EXERCISE: Count the lines below that contain the word "text", and report only that number.

Stored records:
• • • •

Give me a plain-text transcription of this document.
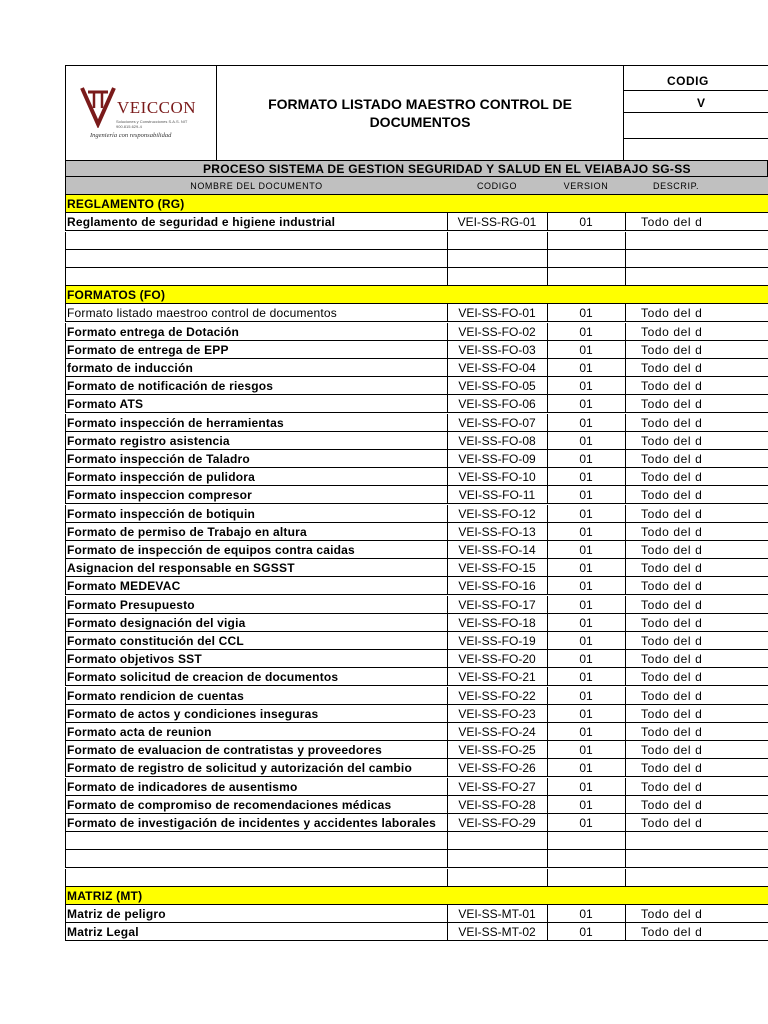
VEICCON
Soluciones y Construcciones S.A.S. NIT 900.815.629-4
Ingeniería con responsabilidad
FORMATO LISTADO MAESTRO CONTROL DE DOCUMENTOS
CODIG
V
PROCESO SISTEMA DE GESTION SEGURIDAD Y SALUD EN EL VEIABAJO SG-SS
NOMBRE DEL DOCUMENTO	CODIGO	VERSION	DESCRIP.
REGLAMENTO (RG)
Reglamento de seguridad e higiene industrial	VEI-SS-RG-01	01	Todo del d
FORMATOS (FO)
Formato listado maestroo control de documentos	VEI-SS-FO-01	01	Todo del d
Formato entrega de Dotación	VEI-SS-FO-02	01	Todo del d
Formato de entrega de EPP	VEI-SS-FO-03	01	Todo del d
formato de inducción	VEI-SS-FO-04	01	Todo del d
Formato de notificación de riesgos	VEI-SS-FO-05	01	Todo del d
Formato ATS	VEI-SS-FO-06	01	Todo del d
Formato inspección de herramientas	VEI-SS-FO-07	01	Todo del d
Formato registro asistencia	VEI-SS-FO-08	01	Todo del d
Formato inspección de Taladro	VEI-SS-FO-09	01	Todo del d
Formato inspección de pulidora	VEI-SS-FO-10	01	Todo del d
Formato inspeccion compresor	VEI-SS-FO-11	01	Todo del d
Formato inspección de botiquin	VEI-SS-FO-12	01	Todo del d
Formato de permiso de Trabajo en altura	VEI-SS-FO-13	01	Todo del d
Formato de inspección de equipos contra caidas	VEI-SS-FO-14	01	Todo del d
Asignacion del responsable en SGSST	VEI-SS-FO-15	01	Todo del d
Formato MEDEVAC	VEI-SS-FO-16	01	Todo del d
Formato Presupuesto	VEI-SS-FO-17	01	Todo del d
Formato designación del vigia	VEI-SS-FO-18	01	Todo del d
Formato constitución del CCL	VEI-SS-FO-19	01	Todo del d
Formato objetivos SST	VEI-SS-FO-20	01	Todo del d
Formato solicitud de creacion de documentos	VEI-SS-FO-21	01	Todo del d
Formato rendicion de cuentas	VEI-SS-FO-22	01	Todo del d
Formato de actos y condiciones inseguras	VEI-SS-FO-23	01	Todo del d
Formato acta de reunion	VEI-SS-FO-24	01	Todo del d
Formato de evaluacion de contratistas y proveedores	VEI-SS-FO-25	01	Todo del d
Formato de registro de solicitud y autorización del cambio	VEI-SS-FO-26	01	Todo del d
Formato de indicadores de ausentismo	VEI-SS-FO-27	01	Todo del d
Formato de compromiso de recomendaciones médicas	VEI-SS-FO-28	01	Todo del d
Formato de investigación de incidentes y accidentes laborales	VEI-SS-FO-29	01	Todo del d
MATRIZ (MT)
Matriz de peligro	VEI-SS-MT-01	01	Todo del d
Matriz Legal	VEI-SS-MT-02	01	Todo del d
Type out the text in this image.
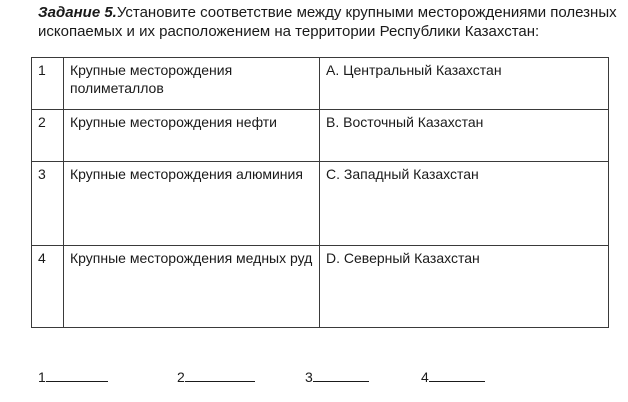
Задание 5.Установите соответствие между крупными месторождениями полезных ископаемых и их расположением на территории Республики Казахстан:
1	Крупные месторождения полиметаллов	A. Центральный Казахстан
2	Крупные месторождения нефти	B. Восточный Казахстан
3	Крупные месторождения алюминия	C. Западный Казахстан
4	Крупные месторождения медных руд	D. Северный Казахстан
1	2	3	4
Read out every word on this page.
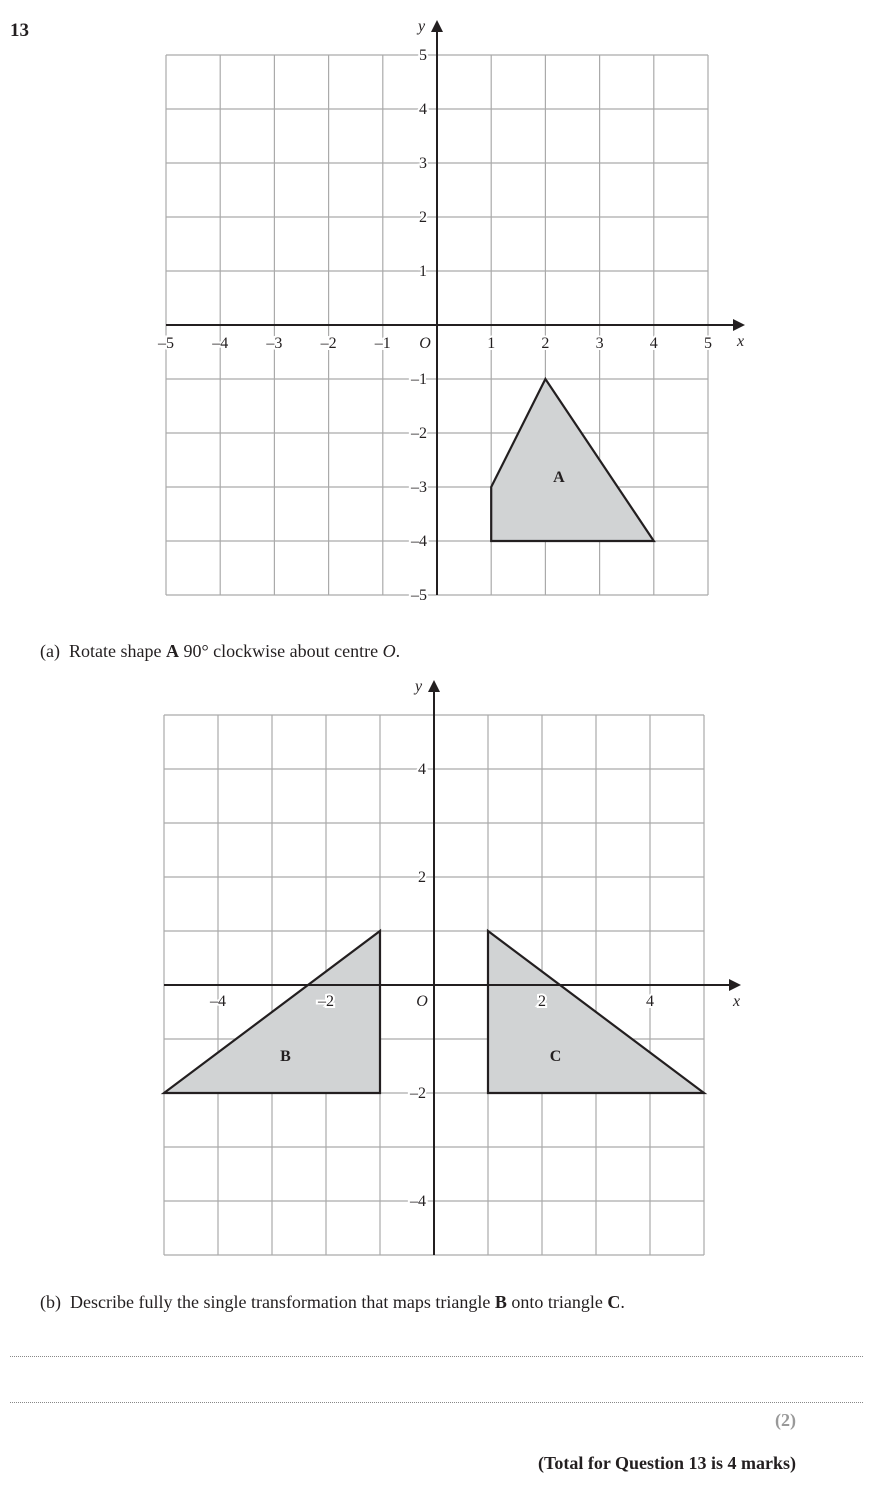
13
A
x
y
O
–5 –4 –3 –2 –1	1	2	3	4	5
5
4
3
2
1
–1
–2
–3
–4
–5
(a) Rotate shape A 90° clockwise about centre O.
B	C
x
y
O
–4	–2	2	4
4
2
–2
–4
(b) Describe fully the single transformation that maps triangle B onto triangle C.
(2)
(Total for Question 13 is 4 marks)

• • • •

ANSWER FOR THE TASK: 2